Recorded information
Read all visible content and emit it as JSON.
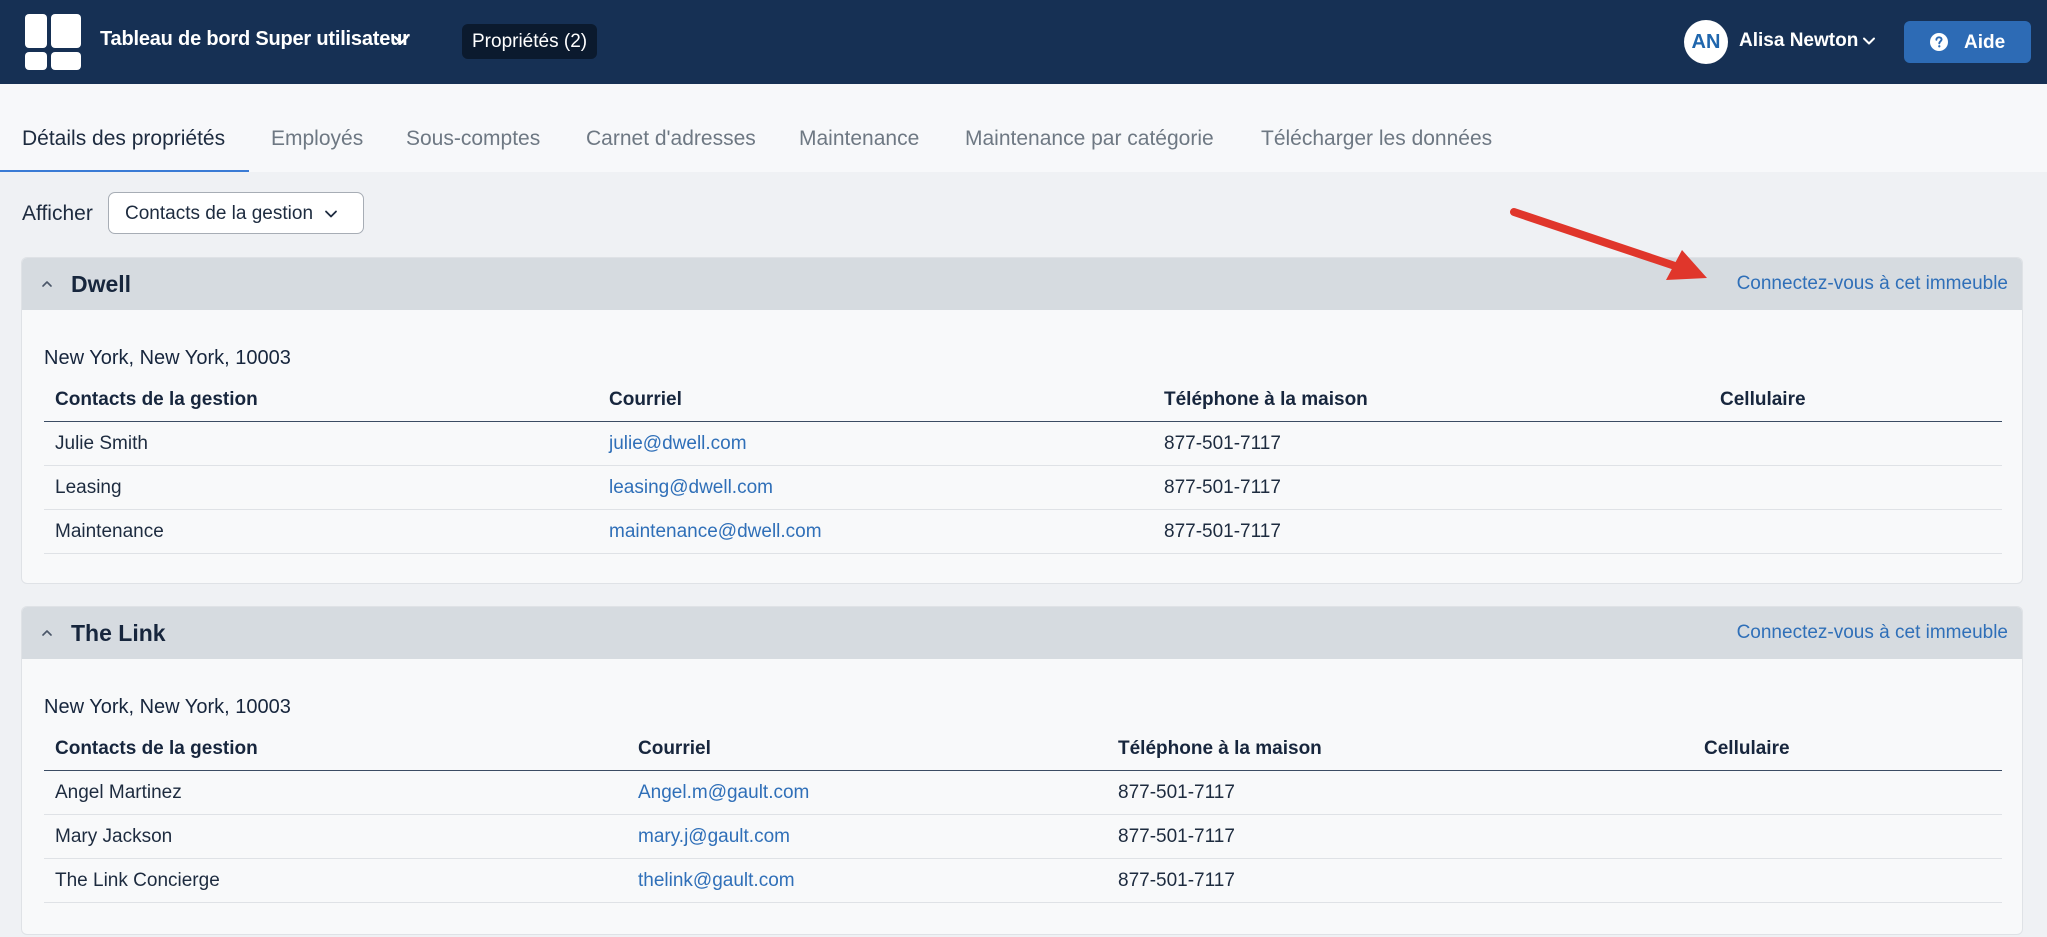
{
  "header": {
    "dashboard_title": "Tableau de bord Super utilisateur",
    "properties_button": "Propriétés (2)",
    "user_initials": "AN",
    "user_name": "Alisa Newton",
    "help_label": "Aide"
  },
  "tabs": [
    {
      "label": "Détails des propriétés",
      "active": true
    },
    {
      "label": "Employés"
    },
    {
      "label": "Sous-comptes"
    },
    {
      "label": "Carnet d'adresses"
    },
    {
      "label": "Maintenance"
    },
    {
      "label": "Maintenance par catégorie"
    },
    {
      "label": "Télécharger les données"
    }
  ],
  "filter": {
    "label": "Afficher",
    "value": "Contacts de la gestion"
  },
  "colors": {
    "topbar": "#163054",
    "accent": "#2d6bb5",
    "link": "#2f6fb8",
    "annotation_arrow": "#e0362b"
  },
  "properties": [
    {
      "name": "Dwell",
      "connect_link": "Connectez-vous à cet immeuble",
      "address": "New York, New York, 10003",
      "columns": [
        "Contacts de la gestion",
        "Courriel",
        "Téléphone à la maison",
        "Cellulaire"
      ],
      "rows": [
        {
          "contact": "Julie Smith",
          "email": "julie@dwell.com",
          "home_phone": "877-501-7117",
          "cell": ""
        },
        {
          "contact": "Leasing",
          "email": "leasing@dwell.com",
          "home_phone": "877-501-7117",
          "cell": ""
        },
        {
          "contact": "Maintenance",
          "email": "maintenance@dwell.com",
          "home_phone": "877-501-7117",
          "cell": ""
        }
      ]
    },
    {
      "name": "The Link",
      "connect_link": "Connectez-vous à cet immeuble",
      "address": "New York, New York, 10003",
      "columns": [
        "Contacts de la gestion",
        "Courriel",
        "Téléphone à la maison",
        "Cellulaire"
      ],
      "rows": [
        {
          "contact": "Angel Martinez",
          "email": "Angel.m@gault.com",
          "home_phone": "877-501-7117",
          "cell": ""
        },
        {
          "contact": "Mary Jackson",
          "email": "mary.j@gault.com",
          "home_phone": "877-501-7117",
          "cell": ""
        },
        {
          "contact": "The Link Concierge",
          "email": "thelink@gault.com",
          "home_phone": "877-501-7117",
          "cell": ""
        }
      ]
    }
  ]
}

Stated goal
Show every line from the entries above in which "Angel" appears.

Problem solution
          "contact": "Angel Martinez",
          "email": "Angel.m@gault.com",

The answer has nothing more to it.